■ **Job**
Copy the lines below, replacing "tool-window-button" with "panel-button" and leaving everything else unchanged.

■ **Material for this task**

════════════════════

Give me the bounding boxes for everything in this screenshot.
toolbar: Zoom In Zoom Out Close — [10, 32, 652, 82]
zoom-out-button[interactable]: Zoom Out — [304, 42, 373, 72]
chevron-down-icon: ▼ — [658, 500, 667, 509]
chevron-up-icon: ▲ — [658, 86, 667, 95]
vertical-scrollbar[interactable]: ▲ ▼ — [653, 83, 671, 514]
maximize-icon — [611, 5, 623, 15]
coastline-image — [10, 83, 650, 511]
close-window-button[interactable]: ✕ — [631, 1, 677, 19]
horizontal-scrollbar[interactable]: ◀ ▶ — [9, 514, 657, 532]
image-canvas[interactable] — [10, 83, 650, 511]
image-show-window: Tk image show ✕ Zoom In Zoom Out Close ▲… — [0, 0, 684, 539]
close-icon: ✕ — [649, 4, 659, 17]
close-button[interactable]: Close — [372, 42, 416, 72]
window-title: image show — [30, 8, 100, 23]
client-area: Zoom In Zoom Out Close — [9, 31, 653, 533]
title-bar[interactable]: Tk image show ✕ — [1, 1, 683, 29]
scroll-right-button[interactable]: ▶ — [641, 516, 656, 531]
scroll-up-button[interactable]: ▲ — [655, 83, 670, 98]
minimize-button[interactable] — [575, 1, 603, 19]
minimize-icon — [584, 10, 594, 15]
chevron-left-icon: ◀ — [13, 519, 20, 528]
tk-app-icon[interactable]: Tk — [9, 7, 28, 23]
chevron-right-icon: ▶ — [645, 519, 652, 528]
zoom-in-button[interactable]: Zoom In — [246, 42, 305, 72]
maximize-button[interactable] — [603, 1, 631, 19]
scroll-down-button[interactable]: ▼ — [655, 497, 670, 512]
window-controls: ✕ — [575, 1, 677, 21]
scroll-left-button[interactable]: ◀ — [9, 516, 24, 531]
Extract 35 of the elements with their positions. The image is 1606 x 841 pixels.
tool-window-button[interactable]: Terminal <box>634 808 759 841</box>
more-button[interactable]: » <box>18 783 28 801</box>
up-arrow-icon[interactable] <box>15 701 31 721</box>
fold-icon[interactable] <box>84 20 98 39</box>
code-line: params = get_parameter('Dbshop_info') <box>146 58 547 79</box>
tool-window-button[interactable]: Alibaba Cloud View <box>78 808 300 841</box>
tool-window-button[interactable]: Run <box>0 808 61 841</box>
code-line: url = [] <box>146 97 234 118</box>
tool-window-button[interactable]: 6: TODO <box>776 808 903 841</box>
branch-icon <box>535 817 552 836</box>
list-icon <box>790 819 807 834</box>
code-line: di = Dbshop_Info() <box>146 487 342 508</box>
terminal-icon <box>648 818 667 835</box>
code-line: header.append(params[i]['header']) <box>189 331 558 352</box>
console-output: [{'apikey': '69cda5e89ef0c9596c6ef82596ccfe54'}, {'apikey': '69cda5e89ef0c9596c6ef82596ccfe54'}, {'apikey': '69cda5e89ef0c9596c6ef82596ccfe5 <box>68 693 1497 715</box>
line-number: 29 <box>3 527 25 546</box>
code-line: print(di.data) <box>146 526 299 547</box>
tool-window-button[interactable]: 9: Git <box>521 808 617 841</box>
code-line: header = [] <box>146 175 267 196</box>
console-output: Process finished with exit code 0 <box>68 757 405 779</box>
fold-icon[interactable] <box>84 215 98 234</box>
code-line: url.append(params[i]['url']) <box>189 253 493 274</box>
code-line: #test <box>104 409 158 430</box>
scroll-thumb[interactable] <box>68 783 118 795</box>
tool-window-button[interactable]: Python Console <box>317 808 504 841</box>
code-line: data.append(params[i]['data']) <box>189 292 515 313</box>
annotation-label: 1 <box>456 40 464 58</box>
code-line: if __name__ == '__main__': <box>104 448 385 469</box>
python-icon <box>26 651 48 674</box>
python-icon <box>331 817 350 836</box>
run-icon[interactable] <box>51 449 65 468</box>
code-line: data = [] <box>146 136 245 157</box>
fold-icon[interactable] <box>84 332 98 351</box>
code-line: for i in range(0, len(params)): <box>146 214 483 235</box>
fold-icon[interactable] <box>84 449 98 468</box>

════════════════════

■ **Final result**
Give me the bounding boxes for everything in this screenshot.
toolbar: Zoom In Zoom Out Close — [10, 32, 652, 82]
zoom-out-button[interactable]: Zoom Out — [304, 42, 373, 72]
chevron-down-icon: ▼ — [658, 500, 667, 509]
chevron-up-icon: ▲ — [658, 86, 667, 95]
vertical-scrollbar[interactable]: ▲ ▼ — [653, 83, 671, 514]
maximize-icon — [611, 5, 623, 15]
coastline-image — [10, 83, 650, 511]
close-window-button[interactable]: ✕ — [631, 1, 677, 19]
horizontal-scrollbar[interactable]: ◀ ▶ — [9, 514, 657, 532]
image-canvas[interactable] — [10, 83, 650, 511]
image-show-window: Tk image show ✕ Zoom In Zoom Out Close ▲… — [0, 0, 684, 539]
close-icon: ✕ — [649, 4, 659, 17]
close-button[interactable]: Close — [372, 42, 416, 72]
window-title: image show — [30, 8, 100, 23]
client-area: Zoom In Zoom Out Close — [9, 31, 653, 533]
title-bar[interactable]: Tk image show ✕ — [1, 1, 683, 29]
scroll-right-button[interactable]: ▶ — [641, 516, 656, 531]
scroll-up-button[interactable]: ▲ — [655, 83, 670, 98]
minimize-button[interactable] — [575, 1, 603, 19]
minimize-icon — [584, 10, 594, 15]
chevron-left-icon: ◀ — [13, 519, 20, 528]
tk-app-icon[interactable]: Tk — [9, 7, 28, 23]
chevron-right-icon: ▶ — [645, 519, 652, 528]
zoom-in-button[interactable]: Zoom In — [246, 42, 305, 72]
maximize-button[interactable] — [603, 1, 631, 19]
scroll-down-button[interactable]: ▼ — [655, 497, 670, 512]
window-controls: ✕ — [575, 1, 677, 21]
scroll-left-button[interactable]: ◀ — [9, 516, 24, 531]
Extract 35 of the elements with their positions. The image is 1606 x 841 pixels.
panel-button[interactable]: Terminal <box>634 808 759 841</box>
more-button[interactable]: » <box>18 783 28 801</box>
up-arrow-icon[interactable] <box>15 701 31 721</box>
fold-icon[interactable] <box>84 20 98 39</box>
code-line: params = get_parameter('Dbshop_info') <box>146 58 547 79</box>
panel-button[interactable]: Alibaba Cloud View <box>78 808 300 841</box>
panel-button[interactable]: Run <box>0 808 61 841</box>
code-line: url = [] <box>146 97 234 118</box>
panel-button[interactable]: 6: TODO <box>776 808 903 841</box>
branch-icon <box>535 817 552 836</box>
list-icon <box>790 819 807 834</box>
code-line: di = Dbshop_Info() <box>146 487 342 508</box>
terminal-icon <box>648 818 667 835</box>
code-line: header.append(params[i]['header']) <box>189 331 558 352</box>
console-output: [{'apikey': '69cda5e89ef0c9596c6ef82596ccfe54'}, {'apikey': '69cda5e89ef0c9596c6ef82596ccfe54'}, {'apikey': '69cda5e89ef0c9596c6ef82596ccfe5 <box>68 693 1497 715</box>
line-number: 29 <box>3 527 25 546</box>
code-line: print(di.data) <box>146 526 299 547</box>
panel-button[interactable]: 9: Git <box>521 808 617 841</box>
code-line: header = [] <box>146 175 267 196</box>
console-output: Process finished with exit code 0 <box>68 757 405 779</box>
fold-icon[interactable] <box>84 215 98 234</box>
code-line: url.append(params[i]['url']) <box>189 253 493 274</box>
code-line: #test <box>104 409 158 430</box>
scroll-thumb[interactable] <box>68 783 118 795</box>
panel-button[interactable]: Python Console <box>317 808 504 841</box>
code-line: data.append(params[i]['data']) <box>189 292 515 313</box>
annotation-label: 1 <box>456 40 464 58</box>
code-line: if __name__ == '__main__': <box>104 448 385 469</box>
python-icon <box>26 651 48 674</box>
python-icon <box>331 817 350 836</box>
run-icon[interactable] <box>51 449 65 468</box>
code-line: data = [] <box>146 136 245 157</box>
fold-icon[interactable] <box>84 332 98 351</box>
code-line: for i in range(0, len(params)): <box>146 214 483 235</box>
fold-icon[interactable] <box>84 449 98 468</box>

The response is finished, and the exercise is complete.